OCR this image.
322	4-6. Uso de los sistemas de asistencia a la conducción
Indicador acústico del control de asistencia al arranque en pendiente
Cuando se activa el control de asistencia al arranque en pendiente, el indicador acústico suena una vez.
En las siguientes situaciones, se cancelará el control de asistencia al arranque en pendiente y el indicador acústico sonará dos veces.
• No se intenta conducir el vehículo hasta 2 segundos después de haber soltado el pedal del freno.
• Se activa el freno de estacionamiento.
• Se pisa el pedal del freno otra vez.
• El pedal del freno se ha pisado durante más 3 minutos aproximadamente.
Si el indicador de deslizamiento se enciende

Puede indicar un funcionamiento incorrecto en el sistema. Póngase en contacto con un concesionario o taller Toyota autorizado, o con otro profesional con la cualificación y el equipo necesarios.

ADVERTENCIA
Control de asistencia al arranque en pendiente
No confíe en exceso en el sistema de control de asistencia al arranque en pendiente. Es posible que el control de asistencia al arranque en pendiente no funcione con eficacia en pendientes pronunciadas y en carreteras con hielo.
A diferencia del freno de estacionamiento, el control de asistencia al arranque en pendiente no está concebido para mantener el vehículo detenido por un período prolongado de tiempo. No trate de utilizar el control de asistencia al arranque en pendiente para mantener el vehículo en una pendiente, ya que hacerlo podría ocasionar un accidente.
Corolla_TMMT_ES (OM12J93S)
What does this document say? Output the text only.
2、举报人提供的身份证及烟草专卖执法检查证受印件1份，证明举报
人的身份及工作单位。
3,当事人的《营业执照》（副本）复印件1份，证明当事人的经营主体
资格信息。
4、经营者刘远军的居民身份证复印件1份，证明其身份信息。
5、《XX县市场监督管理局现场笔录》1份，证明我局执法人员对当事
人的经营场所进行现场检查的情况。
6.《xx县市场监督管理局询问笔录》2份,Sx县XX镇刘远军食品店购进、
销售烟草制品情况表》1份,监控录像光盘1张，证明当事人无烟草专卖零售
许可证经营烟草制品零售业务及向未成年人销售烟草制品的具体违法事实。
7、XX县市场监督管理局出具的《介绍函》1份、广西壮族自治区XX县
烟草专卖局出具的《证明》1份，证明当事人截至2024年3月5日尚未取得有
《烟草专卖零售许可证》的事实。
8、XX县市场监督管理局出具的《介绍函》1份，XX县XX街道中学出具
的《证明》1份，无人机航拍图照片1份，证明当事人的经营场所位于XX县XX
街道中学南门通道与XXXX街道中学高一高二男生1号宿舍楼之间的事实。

• What to work on: Everything from the line that contains "What does this" through the end of the records must be duplicated exactly, and nothing outside that range.

• Answer to the task:
What does this document say? Output the text only.
2、举报人提供的身份证及烟草专卖执法检查证受印件1份，证明举报
人的身份及工作单位。
3,当事人的《营业执照》（副本）复印件1份，证明当事人的经营主体
资格信息。
4、经营者刘远军的居民身份证复印件1份，证明其身份信息。
5、《XX县市场监督管理局现场笔录》1份，证明我局执法人员对当事
人的经营场所进行现场检查的情况。
6.《xx县市场监督管理局询问笔录》2份,Sx县XX镇刘远军食品店购进、
销售烟草制品情况表》1份,监控录像光盘1张，证明当事人无烟草专卖零售
许可证经营烟草制品零售业务及向未成年人销售烟草制品的具体违法事实。
7、XX县市场监督管理局出具的《介绍函》1份、广西壮族自治区XX县
烟草专卖局出具的《证明》1份，证明当事人截至2024年3月5日尚未取得有
《烟草专卖零售许可证》的事实。
8、XX县市场监督管理局出具的《介绍函》1份，XX县XX街道中学出具
的《证明》1份，无人机航拍图照片1份，证明当事人的经营场所位于XX县XX
街道中学南门通道与XXXX街道中学高一高二男生1号宿舍楼之间的事实。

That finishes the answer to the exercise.